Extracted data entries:
• • • • •

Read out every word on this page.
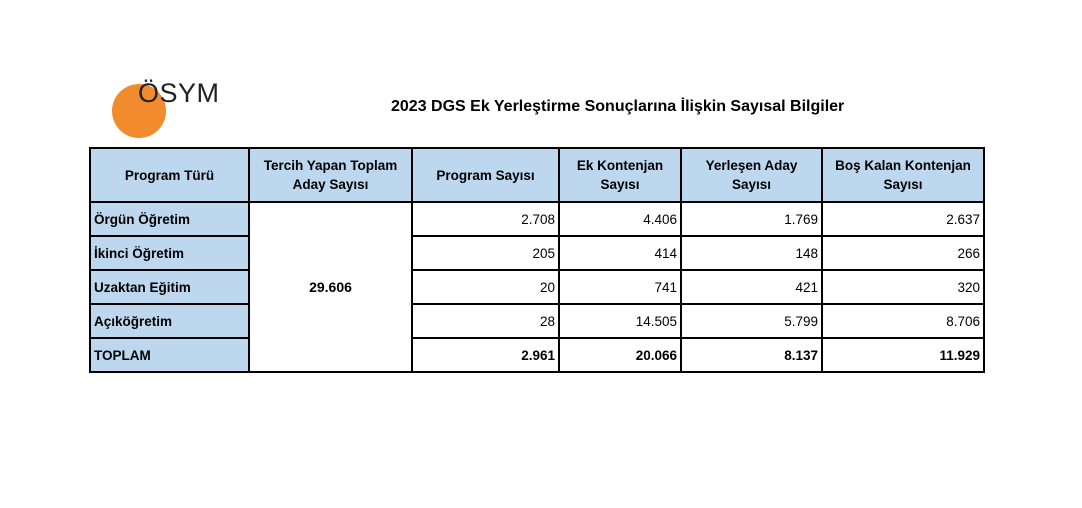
ÖSYM	2023 DGS Ek Yerleştirme Sonuçlarına İlişkin Sayısal Bilgiler
Program Türü	Tercih Yapan Toplam Aday Sayısı	Program Sayısı	Ek Kontenjan Sayısı	Yerleşen Aday Sayısı	Boş Kalan Kontenjan Sayısı
Örgün Öğretim	29.606	2.708	4.406	1.769	2.637
İkinci Öğretim		205	414	148	266
Uzaktan Eğitim		20	741	421	320
Açıköğretim		28	14.505	5.799	8.706
TOPLAM		2.961	20.066	8.137	11.929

• • • • •

What you should do: Quote the listing above in full, except for the pictures.

Task response:
Read out every word on this page.
ÖSYM	2023 DGS Ek Yerleştirme Sonuçlarına İlişkin Sayısal Bilgiler
Program Türü	Tercih Yapan Toplam Aday Sayısı	Program Sayısı	Ek Kontenjan Sayısı	Yerleşen Aday Sayısı	Boş Kalan Kontenjan Sayısı
Örgün Öğretim	29.606	2.708	4.406	1.769	2.637
İkinci Öğretim		205	414	148	266
Uzaktan Eğitim		20	741	421	320
Açıköğretim		28	14.505	5.799	8.706
TOPLAM		2.961	20.066	8.137	11.929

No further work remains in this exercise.